→ Set task
What lines of the data include the string "equation"? Copy them all.

→ Record excerpts
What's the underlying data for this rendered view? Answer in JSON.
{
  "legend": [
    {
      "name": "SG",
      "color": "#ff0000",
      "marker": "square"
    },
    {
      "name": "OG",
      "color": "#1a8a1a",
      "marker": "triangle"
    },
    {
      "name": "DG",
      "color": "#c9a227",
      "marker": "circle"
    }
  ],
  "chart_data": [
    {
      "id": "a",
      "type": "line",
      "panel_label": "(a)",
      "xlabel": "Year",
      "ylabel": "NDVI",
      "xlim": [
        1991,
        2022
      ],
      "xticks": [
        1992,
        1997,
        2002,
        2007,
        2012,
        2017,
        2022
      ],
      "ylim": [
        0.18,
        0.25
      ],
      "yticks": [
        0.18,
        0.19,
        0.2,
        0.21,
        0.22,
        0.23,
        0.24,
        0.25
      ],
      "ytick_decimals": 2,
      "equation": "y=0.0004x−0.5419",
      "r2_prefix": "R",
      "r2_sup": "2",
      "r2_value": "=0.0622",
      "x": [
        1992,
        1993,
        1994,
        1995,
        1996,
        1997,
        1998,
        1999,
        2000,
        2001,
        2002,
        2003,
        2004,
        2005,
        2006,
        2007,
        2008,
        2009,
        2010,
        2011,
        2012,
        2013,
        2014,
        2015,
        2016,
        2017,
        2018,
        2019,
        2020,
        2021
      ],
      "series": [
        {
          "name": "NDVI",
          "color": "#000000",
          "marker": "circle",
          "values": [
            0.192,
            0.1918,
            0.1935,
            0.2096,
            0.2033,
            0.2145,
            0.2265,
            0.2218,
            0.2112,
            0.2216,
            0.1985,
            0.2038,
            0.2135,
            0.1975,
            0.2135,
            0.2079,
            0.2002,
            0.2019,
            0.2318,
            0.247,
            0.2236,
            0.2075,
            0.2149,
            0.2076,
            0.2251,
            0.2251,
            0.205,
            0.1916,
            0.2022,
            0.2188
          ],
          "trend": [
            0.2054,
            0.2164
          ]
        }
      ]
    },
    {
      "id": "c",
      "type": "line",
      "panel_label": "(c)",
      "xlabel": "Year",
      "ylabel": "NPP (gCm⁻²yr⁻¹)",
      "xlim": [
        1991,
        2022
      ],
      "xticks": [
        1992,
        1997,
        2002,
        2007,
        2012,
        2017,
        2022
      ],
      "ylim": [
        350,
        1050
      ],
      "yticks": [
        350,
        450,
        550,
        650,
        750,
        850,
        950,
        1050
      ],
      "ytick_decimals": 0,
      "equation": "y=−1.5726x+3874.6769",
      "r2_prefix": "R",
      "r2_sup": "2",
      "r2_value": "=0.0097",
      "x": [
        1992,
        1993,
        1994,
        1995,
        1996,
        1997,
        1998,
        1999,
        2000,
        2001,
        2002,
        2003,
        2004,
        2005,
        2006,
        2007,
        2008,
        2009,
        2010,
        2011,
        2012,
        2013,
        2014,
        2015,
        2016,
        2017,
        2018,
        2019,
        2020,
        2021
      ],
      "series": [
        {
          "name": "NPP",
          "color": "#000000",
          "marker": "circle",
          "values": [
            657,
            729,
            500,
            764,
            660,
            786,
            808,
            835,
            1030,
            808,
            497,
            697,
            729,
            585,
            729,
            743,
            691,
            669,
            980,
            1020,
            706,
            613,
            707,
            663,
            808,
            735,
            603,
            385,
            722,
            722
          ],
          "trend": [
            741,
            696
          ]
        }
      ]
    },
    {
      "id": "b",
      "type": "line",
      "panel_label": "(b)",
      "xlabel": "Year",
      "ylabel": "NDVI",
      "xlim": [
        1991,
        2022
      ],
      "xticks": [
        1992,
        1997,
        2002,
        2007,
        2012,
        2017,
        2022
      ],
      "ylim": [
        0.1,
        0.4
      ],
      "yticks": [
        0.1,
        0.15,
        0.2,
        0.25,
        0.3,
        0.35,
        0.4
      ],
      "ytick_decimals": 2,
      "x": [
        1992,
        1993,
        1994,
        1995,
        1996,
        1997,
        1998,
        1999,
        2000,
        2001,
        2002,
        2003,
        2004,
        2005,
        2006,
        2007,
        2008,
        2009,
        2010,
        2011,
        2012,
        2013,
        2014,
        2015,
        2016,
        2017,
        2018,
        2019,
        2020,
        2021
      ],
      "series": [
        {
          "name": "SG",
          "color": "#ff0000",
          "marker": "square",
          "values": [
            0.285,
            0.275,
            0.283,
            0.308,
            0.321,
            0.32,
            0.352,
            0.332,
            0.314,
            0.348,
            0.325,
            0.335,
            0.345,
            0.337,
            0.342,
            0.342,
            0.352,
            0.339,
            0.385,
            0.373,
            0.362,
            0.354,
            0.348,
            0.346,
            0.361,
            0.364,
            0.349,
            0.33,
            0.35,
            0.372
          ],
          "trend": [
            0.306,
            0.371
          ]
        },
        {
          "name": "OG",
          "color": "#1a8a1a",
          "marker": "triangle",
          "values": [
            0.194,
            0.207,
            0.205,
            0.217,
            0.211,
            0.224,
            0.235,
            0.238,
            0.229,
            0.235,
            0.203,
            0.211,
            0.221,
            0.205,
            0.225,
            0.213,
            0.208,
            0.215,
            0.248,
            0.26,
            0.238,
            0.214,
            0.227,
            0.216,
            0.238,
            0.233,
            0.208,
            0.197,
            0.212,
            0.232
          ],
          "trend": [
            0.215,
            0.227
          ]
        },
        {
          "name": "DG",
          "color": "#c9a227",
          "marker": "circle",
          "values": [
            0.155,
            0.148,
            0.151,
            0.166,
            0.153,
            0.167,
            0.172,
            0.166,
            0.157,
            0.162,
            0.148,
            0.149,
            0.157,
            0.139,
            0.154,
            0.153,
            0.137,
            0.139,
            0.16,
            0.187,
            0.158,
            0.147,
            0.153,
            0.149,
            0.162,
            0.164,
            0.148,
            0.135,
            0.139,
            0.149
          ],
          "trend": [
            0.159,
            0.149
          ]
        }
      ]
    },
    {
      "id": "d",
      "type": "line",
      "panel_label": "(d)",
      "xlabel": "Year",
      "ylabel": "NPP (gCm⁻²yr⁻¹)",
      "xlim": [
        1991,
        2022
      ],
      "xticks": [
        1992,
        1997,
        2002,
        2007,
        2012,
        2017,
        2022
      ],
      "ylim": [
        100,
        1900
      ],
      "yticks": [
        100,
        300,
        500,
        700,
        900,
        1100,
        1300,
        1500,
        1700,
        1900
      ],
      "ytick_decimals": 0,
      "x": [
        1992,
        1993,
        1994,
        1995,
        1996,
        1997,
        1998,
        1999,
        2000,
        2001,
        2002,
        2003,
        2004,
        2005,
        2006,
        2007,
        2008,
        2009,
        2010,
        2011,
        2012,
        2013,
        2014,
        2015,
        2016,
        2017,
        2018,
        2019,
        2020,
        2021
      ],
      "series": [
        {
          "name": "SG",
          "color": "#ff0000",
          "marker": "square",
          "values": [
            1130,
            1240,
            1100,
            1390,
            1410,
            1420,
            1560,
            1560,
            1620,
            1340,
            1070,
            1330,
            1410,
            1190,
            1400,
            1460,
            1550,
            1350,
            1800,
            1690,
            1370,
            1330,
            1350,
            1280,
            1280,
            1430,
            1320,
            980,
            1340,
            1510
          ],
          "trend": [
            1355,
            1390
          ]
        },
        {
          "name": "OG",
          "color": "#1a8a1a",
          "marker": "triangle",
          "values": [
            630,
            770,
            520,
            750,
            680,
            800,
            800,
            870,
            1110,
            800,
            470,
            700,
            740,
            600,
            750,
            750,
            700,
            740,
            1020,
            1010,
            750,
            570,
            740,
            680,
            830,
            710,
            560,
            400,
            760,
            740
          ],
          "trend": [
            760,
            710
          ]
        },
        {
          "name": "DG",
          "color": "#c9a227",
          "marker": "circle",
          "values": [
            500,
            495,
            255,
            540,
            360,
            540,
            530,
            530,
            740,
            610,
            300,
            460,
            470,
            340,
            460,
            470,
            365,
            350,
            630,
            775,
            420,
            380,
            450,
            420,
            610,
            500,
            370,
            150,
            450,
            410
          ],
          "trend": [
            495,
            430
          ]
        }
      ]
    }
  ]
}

→ Reply
      "equation": "y=0.0004x−0.5419",
      "equation": "y=−1.5726x+3874.6769",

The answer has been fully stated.